* _EXERCISE GOAL_
No images are to be carried over; print all other material exactly as it stands.

* _Recorded data_
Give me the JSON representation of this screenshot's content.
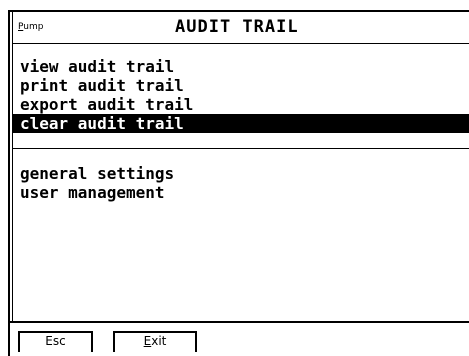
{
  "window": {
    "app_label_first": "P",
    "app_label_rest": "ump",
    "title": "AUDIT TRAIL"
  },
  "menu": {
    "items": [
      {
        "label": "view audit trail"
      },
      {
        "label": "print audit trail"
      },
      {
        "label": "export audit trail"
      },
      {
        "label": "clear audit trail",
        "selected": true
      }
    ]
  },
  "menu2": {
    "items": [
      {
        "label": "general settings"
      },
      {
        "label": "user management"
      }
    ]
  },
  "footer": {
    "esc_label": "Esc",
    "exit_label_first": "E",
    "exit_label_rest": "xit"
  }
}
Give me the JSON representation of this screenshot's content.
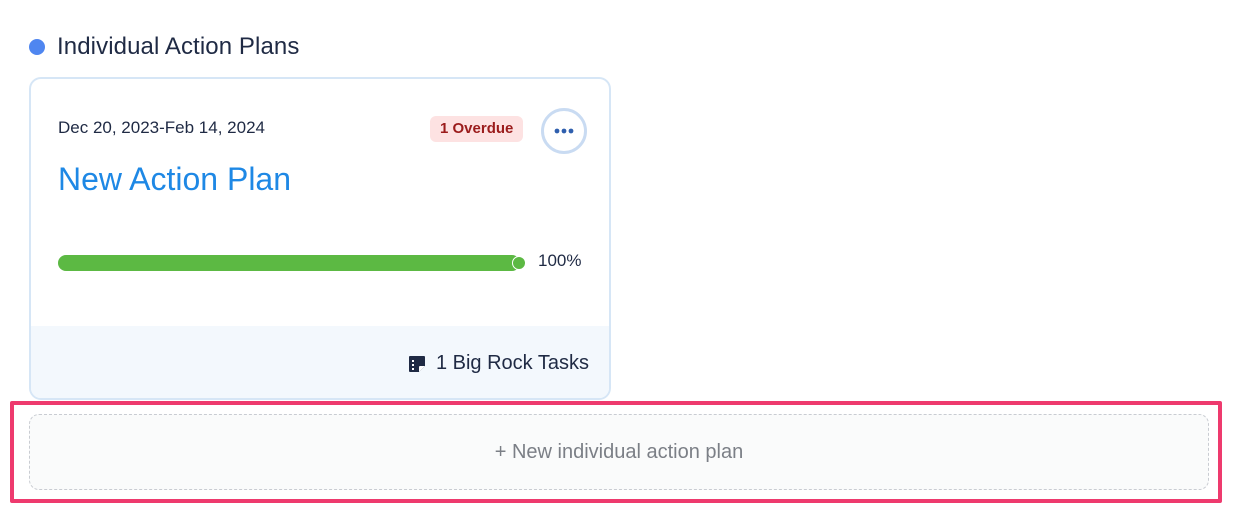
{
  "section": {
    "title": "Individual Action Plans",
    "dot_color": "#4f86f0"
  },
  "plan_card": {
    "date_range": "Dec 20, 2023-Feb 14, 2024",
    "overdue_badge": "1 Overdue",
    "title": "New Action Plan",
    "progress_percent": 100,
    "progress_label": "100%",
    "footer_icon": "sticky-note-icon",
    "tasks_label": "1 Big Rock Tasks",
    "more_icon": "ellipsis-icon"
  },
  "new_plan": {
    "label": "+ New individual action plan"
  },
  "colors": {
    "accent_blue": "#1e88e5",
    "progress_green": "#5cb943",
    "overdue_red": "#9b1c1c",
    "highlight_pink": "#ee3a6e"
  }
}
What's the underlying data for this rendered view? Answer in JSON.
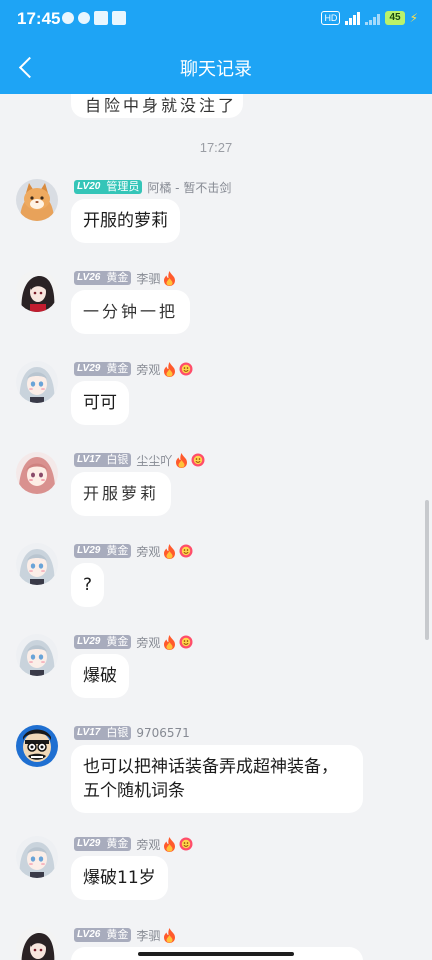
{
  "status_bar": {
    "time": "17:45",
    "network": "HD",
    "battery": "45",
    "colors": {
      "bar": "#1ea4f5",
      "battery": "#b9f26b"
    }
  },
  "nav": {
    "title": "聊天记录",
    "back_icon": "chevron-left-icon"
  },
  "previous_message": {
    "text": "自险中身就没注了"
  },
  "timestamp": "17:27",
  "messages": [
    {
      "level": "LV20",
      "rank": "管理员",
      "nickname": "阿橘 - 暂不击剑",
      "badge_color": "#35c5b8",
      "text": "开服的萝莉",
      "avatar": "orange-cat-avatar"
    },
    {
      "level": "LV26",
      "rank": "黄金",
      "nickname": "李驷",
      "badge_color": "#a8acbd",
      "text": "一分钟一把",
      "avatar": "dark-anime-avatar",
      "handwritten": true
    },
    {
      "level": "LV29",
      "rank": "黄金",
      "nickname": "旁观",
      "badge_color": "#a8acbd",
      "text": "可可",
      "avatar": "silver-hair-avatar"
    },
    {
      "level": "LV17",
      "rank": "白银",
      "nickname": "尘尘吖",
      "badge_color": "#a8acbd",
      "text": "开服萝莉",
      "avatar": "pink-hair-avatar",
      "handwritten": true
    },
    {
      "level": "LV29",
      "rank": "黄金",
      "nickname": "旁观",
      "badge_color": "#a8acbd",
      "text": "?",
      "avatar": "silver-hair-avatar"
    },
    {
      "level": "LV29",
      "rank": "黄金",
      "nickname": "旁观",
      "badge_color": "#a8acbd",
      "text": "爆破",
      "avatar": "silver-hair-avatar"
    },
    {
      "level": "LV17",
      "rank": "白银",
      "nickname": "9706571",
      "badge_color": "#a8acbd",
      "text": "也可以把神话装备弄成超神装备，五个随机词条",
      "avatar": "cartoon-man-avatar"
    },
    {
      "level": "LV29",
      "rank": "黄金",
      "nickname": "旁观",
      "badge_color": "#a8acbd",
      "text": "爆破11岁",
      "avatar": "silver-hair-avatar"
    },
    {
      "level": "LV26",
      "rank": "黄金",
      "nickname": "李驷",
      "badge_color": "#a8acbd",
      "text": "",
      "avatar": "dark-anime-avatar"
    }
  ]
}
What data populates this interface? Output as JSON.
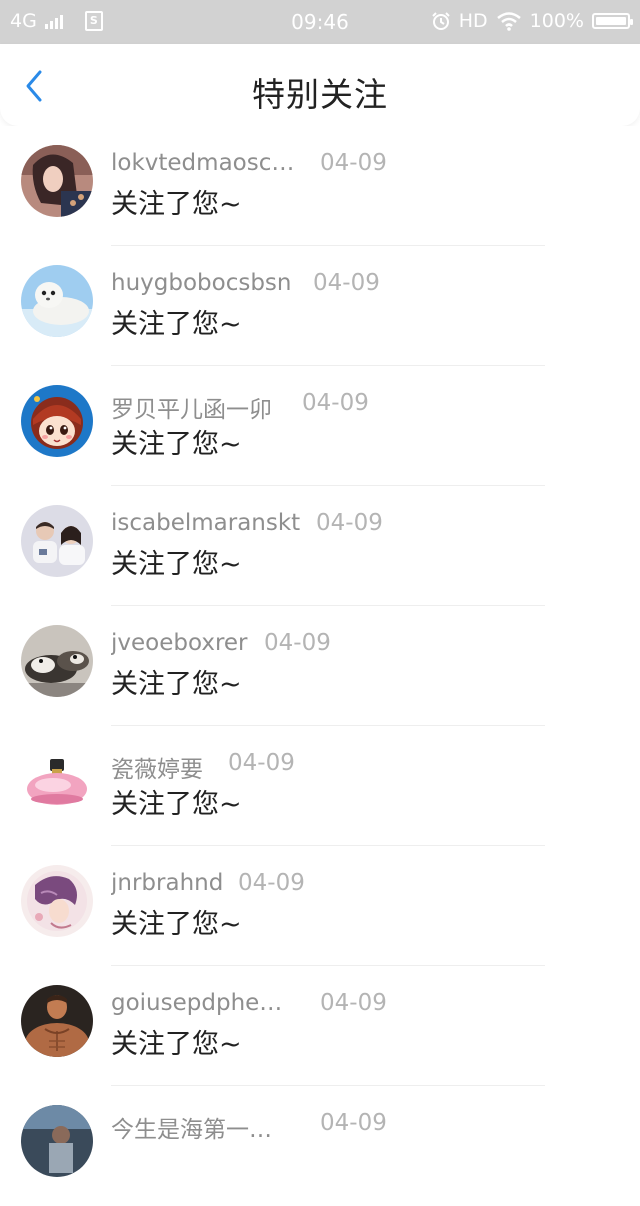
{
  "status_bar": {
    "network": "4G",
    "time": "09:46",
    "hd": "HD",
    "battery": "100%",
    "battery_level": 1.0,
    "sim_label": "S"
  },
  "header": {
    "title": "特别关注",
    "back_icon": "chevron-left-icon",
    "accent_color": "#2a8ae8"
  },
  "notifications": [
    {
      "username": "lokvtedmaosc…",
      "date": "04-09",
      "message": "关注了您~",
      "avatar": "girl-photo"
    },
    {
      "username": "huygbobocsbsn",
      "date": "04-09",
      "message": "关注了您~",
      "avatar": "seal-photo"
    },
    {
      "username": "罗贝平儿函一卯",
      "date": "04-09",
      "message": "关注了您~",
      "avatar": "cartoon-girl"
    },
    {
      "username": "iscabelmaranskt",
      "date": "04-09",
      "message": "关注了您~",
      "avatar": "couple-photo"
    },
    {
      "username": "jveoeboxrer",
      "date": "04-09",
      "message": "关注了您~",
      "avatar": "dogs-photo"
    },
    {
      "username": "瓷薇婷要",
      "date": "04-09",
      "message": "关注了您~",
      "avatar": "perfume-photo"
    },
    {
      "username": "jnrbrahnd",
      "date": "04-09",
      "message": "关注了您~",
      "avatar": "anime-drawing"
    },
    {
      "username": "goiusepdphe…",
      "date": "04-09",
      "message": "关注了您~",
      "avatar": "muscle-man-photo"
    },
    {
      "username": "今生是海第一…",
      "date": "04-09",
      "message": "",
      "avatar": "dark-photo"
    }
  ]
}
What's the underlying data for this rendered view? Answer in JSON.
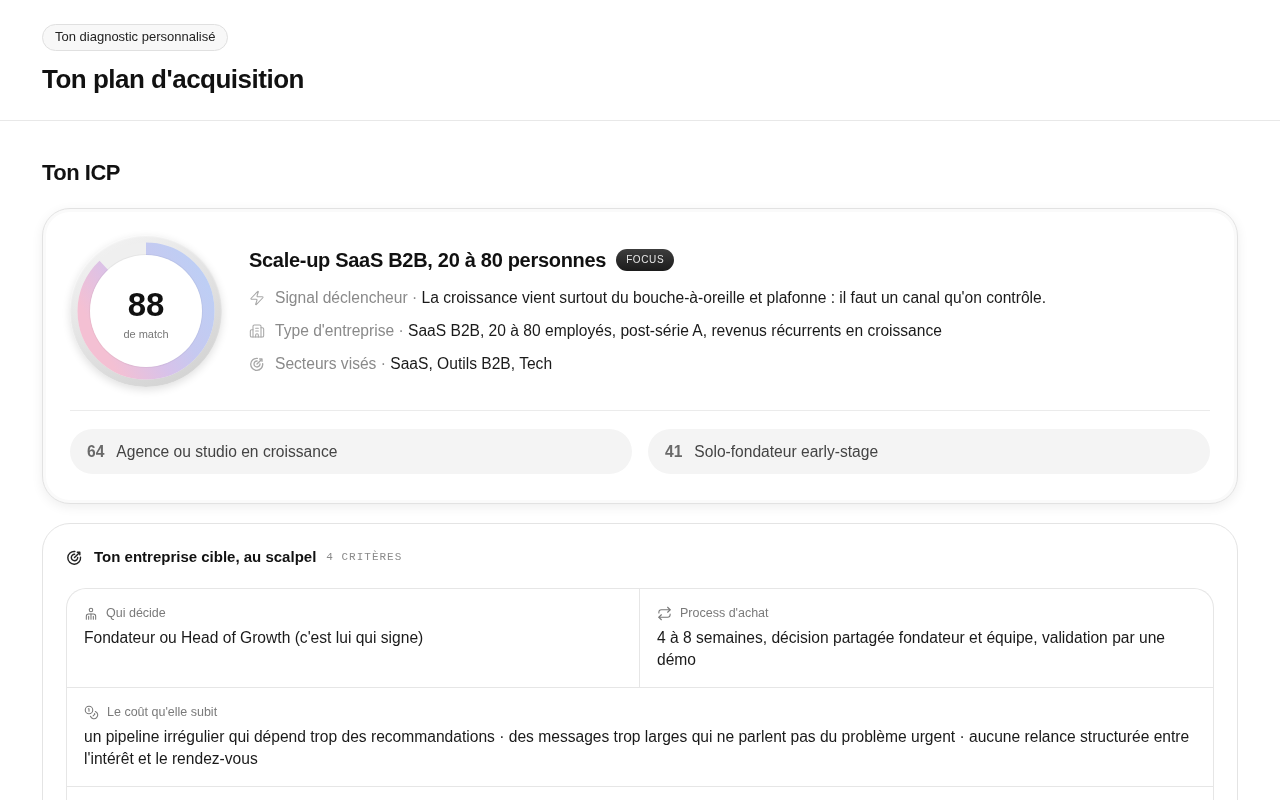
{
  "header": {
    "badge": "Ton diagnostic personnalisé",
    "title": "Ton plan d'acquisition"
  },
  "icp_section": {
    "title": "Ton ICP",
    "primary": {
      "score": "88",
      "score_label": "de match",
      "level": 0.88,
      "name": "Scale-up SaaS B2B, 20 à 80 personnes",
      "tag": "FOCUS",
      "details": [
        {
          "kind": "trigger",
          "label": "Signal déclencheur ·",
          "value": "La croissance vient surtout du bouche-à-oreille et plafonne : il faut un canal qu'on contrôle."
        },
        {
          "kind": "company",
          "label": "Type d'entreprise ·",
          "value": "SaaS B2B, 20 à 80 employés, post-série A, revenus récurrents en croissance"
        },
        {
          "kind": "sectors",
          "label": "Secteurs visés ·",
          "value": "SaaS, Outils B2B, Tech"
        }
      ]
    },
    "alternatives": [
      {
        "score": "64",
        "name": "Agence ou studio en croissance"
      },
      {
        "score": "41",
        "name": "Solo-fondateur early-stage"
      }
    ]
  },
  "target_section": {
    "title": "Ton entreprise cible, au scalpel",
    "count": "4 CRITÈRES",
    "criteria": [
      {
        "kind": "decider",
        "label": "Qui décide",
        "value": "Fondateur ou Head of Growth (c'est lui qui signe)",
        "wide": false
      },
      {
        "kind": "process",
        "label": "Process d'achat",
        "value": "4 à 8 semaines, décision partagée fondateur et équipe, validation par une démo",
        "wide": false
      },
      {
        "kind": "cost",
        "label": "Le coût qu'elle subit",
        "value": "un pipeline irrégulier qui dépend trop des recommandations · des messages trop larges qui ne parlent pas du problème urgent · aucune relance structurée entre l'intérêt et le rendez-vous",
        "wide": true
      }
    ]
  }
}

* _FINISHED ANSWER_
Give me the JSON representation of this screenshot's content.
{
  "window": {
    "app_label_first": "P",
    "app_label_rest": "ump",
    "title": "AUDIT TRAIL"
  },
  "menu": {
    "items": [
      {
        "label": "view audit trail"
      },
      {
        "label": "print audit trail"
      },
      {
        "label": "export audit trail"
      },
      {
        "label": "clear audit trail",
        "selected": true
      }
    ]
  },
  "menu2": {
    "items": [
      {
        "label": "general settings"
      },
      {
        "label": "user management"
      }
    ]
  },
  "footer": {
    "esc_label": "Esc",
    "exit_label_first": "E",
    "exit_label_rest": "xit"
  }
}
Give me the JSON representation of this screenshot's content.
{
  "section": {
    "title": "Individual Action Plans",
    "dot_color": "#4f86f0"
  },
  "plan_card": {
    "date_range": "Dec 20, 2023-Feb 14, 2024",
    "overdue_badge": "1 Overdue",
    "title": "New Action Plan",
    "progress_percent": 100,
    "progress_label": "100%",
    "footer_icon": "sticky-note-icon",
    "tasks_label": "1 Big Rock Tasks",
    "more_icon": "ellipsis-icon"
  },
  "new_plan": {
    "label": "+ New individual action plan"
  },
  "colors": {
    "accent_blue": "#1e88e5",
    "progress_green": "#5cb943",
    "overdue_red": "#9b1c1c",
    "highlight_pink": "#ee3a6e"
  }
}
What's the underlying data for this rendered view? Answer in JSON.
{
  "status_bar": {
    "time": "17:45",
    "network": "HD",
    "battery": "45",
    "colors": {
      "bar": "#1ea4f5",
      "battery": "#b9f26b"
    }
  },
  "nav": {
    "title": "聊天记录",
    "back_icon": "chevron-left-icon"
  },
  "previous_message": {
    "text": "自险中身就没注了"
  },
  "timestamp": "17:27",
  "messages": [
    {
      "level": "LV20",
      "rank": "管理员",
      "nickname": "阿橘 - 暂不击剑",
      "badge_color": "#35c5b8",
      "text": "开服的萝莉",
      "avatar": "orange-cat-avatar"
    },
    {
      "level": "LV26",
      "rank": "黄金",
      "nickname": "李驷",
      "badge_color": "#a8acbd",
      "text": "一分钟一把",
      "avatar": "dark-anime-avatar",
      "handwritten": true
    },
    {
      "level": "LV29",
      "rank": "黄金",
      "nickname": "旁观",
      "badge_color": "#a8acbd",
      "text": "可可",
      "avatar": "silver-hair-avatar"
    },
    {
      "level": "LV17",
      "rank": "白银",
      "nickname": "尘尘吖",
      "badge_color": "#a8acbd",
      "text": "开服萝莉",
      "avatar": "pink-hair-avatar",
      "handwritten": true
    },
    {
      "level": "LV29",
      "rank": "黄金",
      "nickname": "旁观",
      "badge_color": "#a8acbd",
      "text": "?",
      "avatar": "silver-hair-avatar"
    },
    {
      "level": "LV29",
      "rank": "黄金",
      "nickname": "旁观",
      "badge_color": "#a8acbd",
      "text": "爆破",
      "avatar": "silver-hair-avatar"
    },
    {
      "level": "LV17",
      "rank": "白银",
      "nickname": "9706571",
      "badge_color": "#a8acbd",
      "text": "也可以把神话装备弄成超神装备，五个随机词条",
      "avatar": "cartoon-man-avatar"
    },
    {
      "level": "LV29",
      "rank": "黄金",
      "nickname": "旁观",
      "badge_color": "#a8acbd",
      "text": "爆破11岁",
      "avatar": "silver-hair-avatar"
    },
    {
      "level": "LV26",
      "rank": "黄金",
      "nickname": "李驷",
      "badge_color": "#a8acbd",
      "text": "",
      "avatar": "dark-anime-avatar"
    }
  ]
}
What data populates this interface? Output as JSON.
{
  "status_bar": {
    "network": "4G",
    "time": "09:46",
    "hd": "HD",
    "battery": "100%",
    "battery_level": 1.0,
    "sim_label": "S"
  },
  "header": {
    "title": "特别关注",
    "back_icon": "chevron-left-icon",
    "accent_color": "#2a8ae8"
  },
  "notifications": [
    {
      "username": "lokvtedmaosc…",
      "date": "04-09",
      "message": "关注了您~",
      "avatar": "girl-photo"
    },
    {
      "username": "huygbobocsbsn",
      "date": "04-09",
      "message": "关注了您~",
      "avatar": "seal-photo"
    },
    {
      "username": "罗贝平儿函一卯",
      "date": "04-09",
      "message": "关注了您~",
      "avatar": "cartoon-girl"
    },
    {
      "username": "iscabelmaranskt",
      "date": "04-09",
      "message": "关注了您~",
      "avatar": "couple-photo"
    },
    {
      "username": "jveoeboxrer",
      "date": "04-09",
      "message": "关注了您~",
      "avatar": "dogs-photo"
    },
    {
      "username": "瓷薇婷要",
      "date": "04-09",
      "message": "关注了您~",
      "avatar": "perfume-photo"
    },
    {
      "username": "jnrbrahnd",
      "date": "04-09",
      "message": "关注了您~",
      "avatar": "anime-drawing"
    },
    {
      "username": "goiusepdphe…",
      "date": "04-09",
      "message": "关注了您~",
      "avatar": "muscle-man-photo"
    },
    {
      "username": "今生是海第一…",
      "date": "04-09",
      "message": "",
      "avatar": "dark-photo"
    }
  ]
}
What's the underlying data for this rendered view? Answer in JSON.
{
  "header": {
    "badge": "Ton diagnostic personnalisé",
    "title": "Ton plan d'acquisition"
  },
  "icp_section": {
    "title": "Ton ICP",
    "primary": {
      "score": "88",
      "score_label": "de match",
      "level": 0.88,
      "name": "Scale-up SaaS B2B, 20 à 80 personnes",
      "tag": "FOCUS",
      "details": [
        {
          "kind": "trigger",
          "label": "Signal déclencheur ·",
          "value": "La croissance vient surtout du bouche-à-oreille et plafonne : il faut un canal qu'on contrôle."
        },
        {
          "kind": "company",
          "label": "Type d'entreprise ·",
          "value": "SaaS B2B, 20 à 80 employés, post-série A, revenus récurrents en croissance"
        },
        {
          "kind": "sectors",
          "label": "Secteurs visés ·",
          "value": "SaaS, Outils B2B, Tech"
        }
      ]
    },
    "alternatives": [
      {
        "score": "64",
        "name": "Agence ou studio en croissance"
      },
      {
        "score": "41",
        "name": "Solo-fondateur early-stage"
      }
    ]
  },
  "target_section": {
    "title": "Ton entreprise cible, au scalpel",
    "count": "4 CRITÈRES",
    "criteria": [
      {
        "kind": "decider",
        "label": "Qui décide",
        "value": "Fondateur ou Head of Growth (c'est lui qui signe)",
        "wide": false
      },
      {
        "kind": "process",
        "label": "Process d'achat",
        "value": "4 à 8 semaines, décision partagée fondateur et équipe, validation par une démo",
        "wide": false
      },
      {
        "kind": "cost",
        "label": "Le coût qu'elle subit",
        "value": "un pipeline irrégulier qui dépend trop des recommandations · des messages trop larges qui ne parlent pas du problème urgent · aucune relance structurée entre l'intérêt et le rendez-vous",
        "wide": true
      }
    ]
  }
}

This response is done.